> **WRITTEN TASK**
Produce an exact copy of the lines from the line containing "Decode this image" through the last line of the entries below, and only those lines.

> **SUPPLIED RECORDS**

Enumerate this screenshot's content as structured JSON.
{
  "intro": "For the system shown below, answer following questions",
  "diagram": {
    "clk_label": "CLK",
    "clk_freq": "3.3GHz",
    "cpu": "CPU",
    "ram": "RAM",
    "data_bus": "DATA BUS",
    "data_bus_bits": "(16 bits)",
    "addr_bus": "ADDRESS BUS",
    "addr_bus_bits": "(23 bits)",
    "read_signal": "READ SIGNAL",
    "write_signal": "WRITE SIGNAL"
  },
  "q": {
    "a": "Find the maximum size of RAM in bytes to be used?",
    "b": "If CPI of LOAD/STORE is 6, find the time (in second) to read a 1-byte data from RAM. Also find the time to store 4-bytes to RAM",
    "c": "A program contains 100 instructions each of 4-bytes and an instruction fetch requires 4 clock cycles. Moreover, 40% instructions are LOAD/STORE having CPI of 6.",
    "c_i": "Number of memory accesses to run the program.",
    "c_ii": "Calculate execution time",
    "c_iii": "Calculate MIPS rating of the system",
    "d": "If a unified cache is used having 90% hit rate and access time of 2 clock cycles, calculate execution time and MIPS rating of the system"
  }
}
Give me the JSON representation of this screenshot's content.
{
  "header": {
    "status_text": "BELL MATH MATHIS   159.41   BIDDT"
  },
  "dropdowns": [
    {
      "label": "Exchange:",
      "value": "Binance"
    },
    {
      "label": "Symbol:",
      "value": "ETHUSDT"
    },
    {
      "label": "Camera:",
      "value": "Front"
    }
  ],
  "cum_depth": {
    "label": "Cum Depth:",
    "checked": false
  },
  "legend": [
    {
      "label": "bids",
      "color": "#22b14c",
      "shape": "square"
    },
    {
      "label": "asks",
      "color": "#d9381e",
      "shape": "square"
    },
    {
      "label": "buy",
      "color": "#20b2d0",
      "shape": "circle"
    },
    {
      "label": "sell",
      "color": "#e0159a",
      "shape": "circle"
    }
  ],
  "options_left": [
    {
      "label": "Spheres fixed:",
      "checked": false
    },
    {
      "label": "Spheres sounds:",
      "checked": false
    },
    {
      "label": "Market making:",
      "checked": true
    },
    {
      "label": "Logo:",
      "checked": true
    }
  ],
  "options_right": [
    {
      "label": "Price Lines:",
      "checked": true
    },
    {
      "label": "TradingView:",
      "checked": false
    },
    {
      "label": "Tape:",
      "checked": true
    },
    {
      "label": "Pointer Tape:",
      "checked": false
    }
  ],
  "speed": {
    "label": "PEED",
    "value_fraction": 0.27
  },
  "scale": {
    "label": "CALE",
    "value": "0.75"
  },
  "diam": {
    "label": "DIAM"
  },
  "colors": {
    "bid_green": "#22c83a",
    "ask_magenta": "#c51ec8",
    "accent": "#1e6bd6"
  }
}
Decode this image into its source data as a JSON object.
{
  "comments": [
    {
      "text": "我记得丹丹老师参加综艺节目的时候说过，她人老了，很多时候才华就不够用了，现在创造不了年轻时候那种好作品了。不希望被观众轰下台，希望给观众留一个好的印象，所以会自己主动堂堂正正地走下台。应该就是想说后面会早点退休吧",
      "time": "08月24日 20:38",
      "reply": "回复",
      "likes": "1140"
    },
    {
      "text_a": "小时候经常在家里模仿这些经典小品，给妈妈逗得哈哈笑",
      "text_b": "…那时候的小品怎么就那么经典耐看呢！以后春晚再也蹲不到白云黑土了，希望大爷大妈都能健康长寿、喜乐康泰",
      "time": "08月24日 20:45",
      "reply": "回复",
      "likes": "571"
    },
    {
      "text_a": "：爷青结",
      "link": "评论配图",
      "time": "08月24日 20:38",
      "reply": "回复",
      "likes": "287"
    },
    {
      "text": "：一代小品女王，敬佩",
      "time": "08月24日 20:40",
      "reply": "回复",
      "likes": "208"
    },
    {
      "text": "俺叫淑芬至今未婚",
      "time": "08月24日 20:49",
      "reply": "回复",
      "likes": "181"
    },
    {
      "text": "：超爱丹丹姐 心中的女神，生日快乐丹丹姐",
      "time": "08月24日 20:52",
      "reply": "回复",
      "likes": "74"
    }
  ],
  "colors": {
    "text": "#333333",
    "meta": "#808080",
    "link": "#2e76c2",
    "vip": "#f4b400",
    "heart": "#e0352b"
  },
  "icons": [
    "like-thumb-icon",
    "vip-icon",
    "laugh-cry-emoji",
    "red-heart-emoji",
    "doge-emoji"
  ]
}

> **FULL SOLUTION**
Decode this image into its source data as a JSON object.
{
  "comments": [
    {
      "text": "我记得丹丹老师参加综艺节目的时候说过，她人老了，很多时候才华就不够用了，现在创造不了年轻时候那种好作品了。不希望被观众轰下台，希望给观众留一个好的印象，所以会自己主动堂堂正正地走下台。应该就是想说后面会早点退休吧",
      "time": "08月24日 20:38",
      "reply": "回复",
      "likes": "1140"
    },
    {
      "text_a": "小时候经常在家里模仿这些经典小品，给妈妈逗得哈哈笑",
      "text_b": "…那时候的小品怎么就那么经典耐看呢！以后春晚再也蹲不到白云黑土了，希望大爷大妈都能健康长寿、喜乐康泰",
      "time": "08月24日 20:45",
      "reply": "回复",
      "likes": "571"
    },
    {
      "text_a": "：爷青结",
      "link": "评论配图",
      "time": "08月24日 20:38",
      "reply": "回复",
      "likes": "287"
    },
    {
      "text": "：一代小品女王，敬佩",
      "time": "08月24日 20:40",
      "reply": "回复",
      "likes": "208"
    },
    {
      "text": "俺叫淑芬至今未婚",
      "time": "08月24日 20:49",
      "reply": "回复",
      "likes": "181"
    },
    {
      "text": "：超爱丹丹姐 心中的女神，生日快乐丹丹姐",
      "time": "08月24日 20:52",
      "reply": "回复",
      "likes": "74"
    }
  ],
  "colors": {
    "text": "#333333",
    "meta": "#808080",
    "link": "#2e76c2",
    "vip": "#f4b400",
    "heart": "#e0352b"
  },
  "icons": [
    "like-thumb-icon",
    "vip-icon",
    "laugh-cry-emoji",
    "red-heart-emoji",
    "doge-emoji"
  ]
}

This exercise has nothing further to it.